What the task asks: Write out the material again word for word, dropping any images it holds.

Information supplied:
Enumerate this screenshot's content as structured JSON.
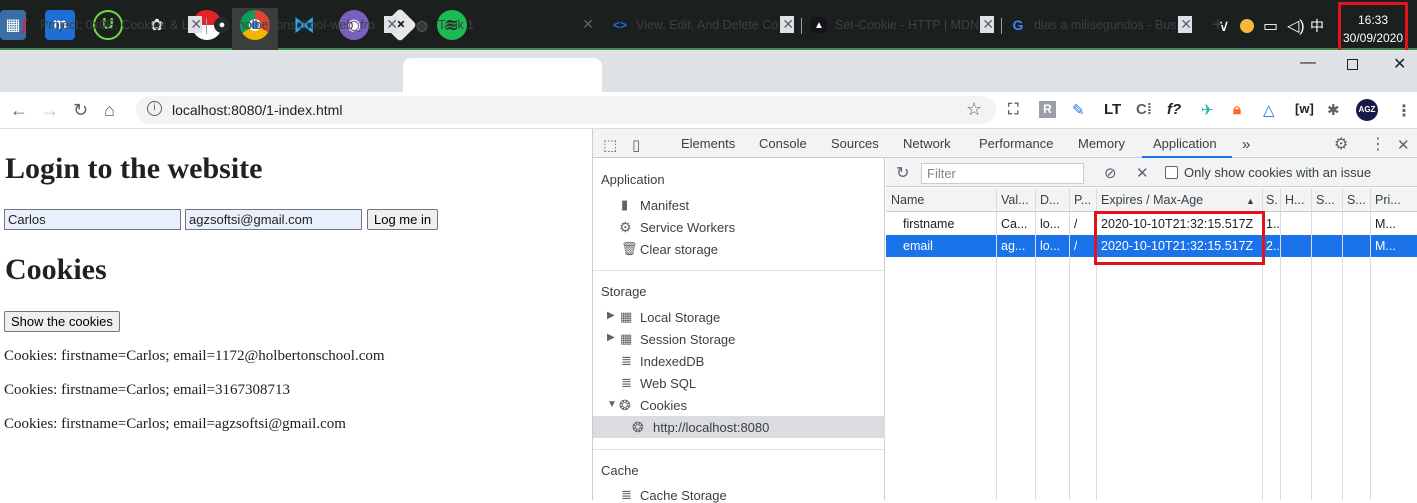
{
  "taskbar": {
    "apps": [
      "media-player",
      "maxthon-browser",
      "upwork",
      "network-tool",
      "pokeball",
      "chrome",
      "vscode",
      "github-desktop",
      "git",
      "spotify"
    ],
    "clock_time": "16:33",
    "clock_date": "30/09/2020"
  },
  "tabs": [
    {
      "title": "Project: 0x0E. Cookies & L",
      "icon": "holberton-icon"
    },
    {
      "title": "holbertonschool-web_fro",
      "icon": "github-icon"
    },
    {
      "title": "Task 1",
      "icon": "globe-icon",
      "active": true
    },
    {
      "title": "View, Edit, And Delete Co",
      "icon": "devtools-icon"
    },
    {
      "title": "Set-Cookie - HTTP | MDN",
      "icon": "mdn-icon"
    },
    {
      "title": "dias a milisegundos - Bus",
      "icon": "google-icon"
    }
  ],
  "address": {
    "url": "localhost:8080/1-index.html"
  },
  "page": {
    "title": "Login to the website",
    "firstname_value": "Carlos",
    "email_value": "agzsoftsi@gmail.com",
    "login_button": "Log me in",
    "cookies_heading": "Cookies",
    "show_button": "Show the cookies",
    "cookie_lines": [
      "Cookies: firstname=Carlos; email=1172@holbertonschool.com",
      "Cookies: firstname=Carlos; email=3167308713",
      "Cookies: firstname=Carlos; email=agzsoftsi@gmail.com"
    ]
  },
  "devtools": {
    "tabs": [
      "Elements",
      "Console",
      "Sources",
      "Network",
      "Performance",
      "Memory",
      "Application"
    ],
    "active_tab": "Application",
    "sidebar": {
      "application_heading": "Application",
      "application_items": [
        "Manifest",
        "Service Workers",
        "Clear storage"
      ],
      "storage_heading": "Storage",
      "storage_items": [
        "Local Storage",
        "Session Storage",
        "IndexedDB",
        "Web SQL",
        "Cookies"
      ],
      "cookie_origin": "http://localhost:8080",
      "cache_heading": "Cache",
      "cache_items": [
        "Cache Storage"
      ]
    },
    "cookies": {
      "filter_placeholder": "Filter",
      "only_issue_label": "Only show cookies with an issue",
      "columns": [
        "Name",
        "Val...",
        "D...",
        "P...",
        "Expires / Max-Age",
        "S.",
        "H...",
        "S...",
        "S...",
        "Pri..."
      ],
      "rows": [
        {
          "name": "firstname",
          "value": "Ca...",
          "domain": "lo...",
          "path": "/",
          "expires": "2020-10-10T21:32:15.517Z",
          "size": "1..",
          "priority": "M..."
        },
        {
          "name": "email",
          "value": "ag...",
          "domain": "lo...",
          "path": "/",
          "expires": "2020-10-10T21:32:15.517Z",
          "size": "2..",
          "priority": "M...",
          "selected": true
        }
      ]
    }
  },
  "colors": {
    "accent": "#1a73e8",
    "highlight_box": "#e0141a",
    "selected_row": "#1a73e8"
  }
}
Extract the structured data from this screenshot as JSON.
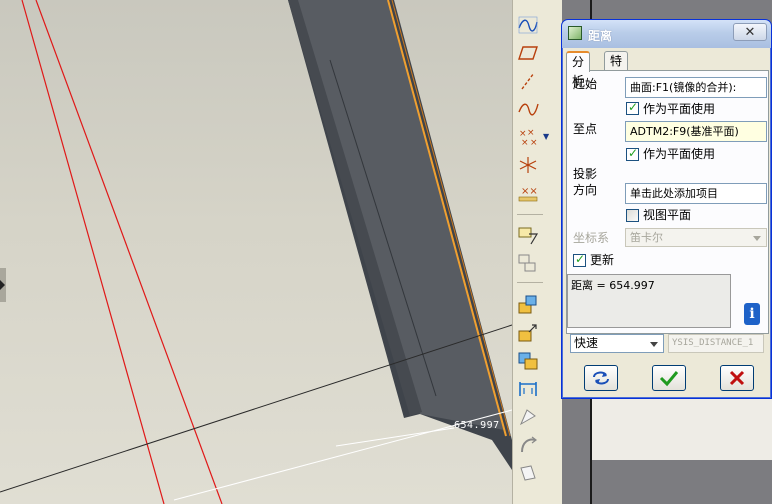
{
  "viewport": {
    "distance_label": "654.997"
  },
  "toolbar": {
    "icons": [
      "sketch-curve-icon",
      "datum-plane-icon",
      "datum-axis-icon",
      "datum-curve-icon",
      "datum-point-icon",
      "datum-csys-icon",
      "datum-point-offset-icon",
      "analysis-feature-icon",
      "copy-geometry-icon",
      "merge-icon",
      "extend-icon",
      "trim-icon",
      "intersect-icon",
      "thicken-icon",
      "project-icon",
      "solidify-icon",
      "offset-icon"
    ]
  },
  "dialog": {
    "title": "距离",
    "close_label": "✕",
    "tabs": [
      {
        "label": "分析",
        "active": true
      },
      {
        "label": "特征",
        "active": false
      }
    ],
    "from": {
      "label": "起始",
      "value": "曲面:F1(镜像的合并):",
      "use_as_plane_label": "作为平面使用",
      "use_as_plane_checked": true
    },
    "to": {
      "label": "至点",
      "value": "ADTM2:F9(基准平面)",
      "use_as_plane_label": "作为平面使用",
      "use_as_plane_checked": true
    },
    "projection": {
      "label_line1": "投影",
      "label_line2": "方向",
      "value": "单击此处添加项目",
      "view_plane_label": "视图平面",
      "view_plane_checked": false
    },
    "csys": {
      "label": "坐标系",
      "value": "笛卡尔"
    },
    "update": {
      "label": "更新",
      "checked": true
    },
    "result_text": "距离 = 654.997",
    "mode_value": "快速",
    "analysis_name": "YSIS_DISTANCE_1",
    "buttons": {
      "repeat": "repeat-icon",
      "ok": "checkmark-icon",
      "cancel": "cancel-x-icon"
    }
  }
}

Result of this task:
Enumerate this screenshot's content as structured JSON.
{
  "taskbar": {
    "apps": [
      "media-player",
      "maxthon-browser",
      "upwork",
      "network-tool",
      "pokeball",
      "chrome",
      "vscode",
      "github-desktop",
      "git",
      "spotify"
    ],
    "clock_time": "16:33",
    "clock_date": "30/09/2020"
  },
  "tabs": [
    {
      "title": "Project: 0x0E. Cookies & L",
      "icon": "holberton-icon"
    },
    {
      "title": "holbertonschool-web_fro",
      "icon": "github-icon"
    },
    {
      "title": "Task 1",
      "icon": "globe-icon",
      "active": true
    },
    {
      "title": "View, Edit, And Delete Co",
      "icon": "devtools-icon"
    },
    {
      "title": "Set-Cookie - HTTP | MDN",
      "icon": "mdn-icon"
    },
    {
      "title": "dias a milisegundos - Bus",
      "icon": "google-icon"
    }
  ],
  "address": {
    "url": "localhost:8080/1-index.html"
  },
  "page": {
    "title": "Login to the website",
    "firstname_value": "Carlos",
    "email_value": "agzsoftsi@gmail.com",
    "login_button": "Log me in",
    "cookies_heading": "Cookies",
    "show_button": "Show the cookies",
    "cookie_lines": [
      "Cookies: firstname=Carlos; email=1172@holbertonschool.com",
      "Cookies: firstname=Carlos; email=3167308713",
      "Cookies: firstname=Carlos; email=agzsoftsi@gmail.com"
    ]
  },
  "devtools": {
    "tabs": [
      "Elements",
      "Console",
      "Sources",
      "Network",
      "Performance",
      "Memory",
      "Application"
    ],
    "active_tab": "Application",
    "sidebar": {
      "application_heading": "Application",
      "application_items": [
        "Manifest",
        "Service Workers",
        "Clear storage"
      ],
      "storage_heading": "Storage",
      "storage_items": [
        "Local Storage",
        "Session Storage",
        "IndexedDB",
        "Web SQL",
        "Cookies"
      ],
      "cookie_origin": "http://localhost:8080",
      "cache_heading": "Cache",
      "cache_items": [
        "Cache Storage"
      ]
    },
    "cookies": {
      "filter_placeholder": "Filter",
      "only_issue_label": "Only show cookies with an issue",
      "columns": [
        "Name",
        "Val...",
        "D...",
        "P...",
        "Expires / Max-Age",
        "S.",
        "H...",
        "S...",
        "S...",
        "Pri..."
      ],
      "rows": [
        {
          "name": "firstname",
          "value": "Ca...",
          "domain": "lo...",
          "path": "/",
          "expires": "2020-10-10T21:32:15.517Z",
          "size": "1..",
          "priority": "M..."
        },
        {
          "name": "email",
          "value": "ag...",
          "domain": "lo...",
          "path": "/",
          "expires": "2020-10-10T21:32:15.517Z",
          "size": "2..",
          "priority": "M...",
          "selected": true
        }
      ]
    }
  },
  "colors": {
    "accent": "#1a73e8",
    "highlight_box": "#e0141a",
    "selected_row": "#1a73e8"
  }
}
Extract the structured data from this screenshot as JSON.
{
  "viewport": {
    "distance_label": "654.997"
  },
  "toolbar": {
    "icons": [
      "sketch-curve-icon",
      "datum-plane-icon",
      "datum-axis-icon",
      "datum-curve-icon",
      "datum-point-icon",
      "datum-csys-icon",
      "datum-point-offset-icon",
      "analysis-feature-icon",
      "copy-geometry-icon",
      "merge-icon",
      "extend-icon",
      "trim-icon",
      "intersect-icon",
      "thicken-icon",
      "project-icon",
      "solidify-icon",
      "offset-icon"
    ]
  },
  "dialog": {
    "title": "距离",
    "close_label": "✕",
    "tabs": [
      {
        "label": "分析",
        "active": true
      },
      {
        "label": "特征",
        "active": false
      }
    ],
    "from": {
      "label": "起始",
      "value": "曲面:F1(镜像的合并):",
      "use_as_plane_label": "作为平面使用",
      "use_as_plane_checked": true
    },
    "to": {
      "label": "至点",
      "value": "ADTM2:F9(基准平面)",
      "use_as_plane_label": "作为平面使用",
      "use_as_plane_checked": true
    },
    "projection": {
      "label_line1": "投影",
      "label_line2": "方向",
      "value": "单击此处添加项目",
      "view_plane_label": "视图平面",
      "view_plane_checked": false
    },
    "csys": {
      "label": "坐标系",
      "value": "笛卡尔"
    },
    "update": {
      "label": "更新",
      "checked": true
    },
    "result_text": "距离 = 654.997",
    "mode_value": "快速",
    "analysis_name": "YSIS_DISTANCE_1",
    "buttons": {
      "repeat": "repeat-icon",
      "ok": "checkmark-icon",
      "cancel": "cancel-x-icon"
    }
  }
}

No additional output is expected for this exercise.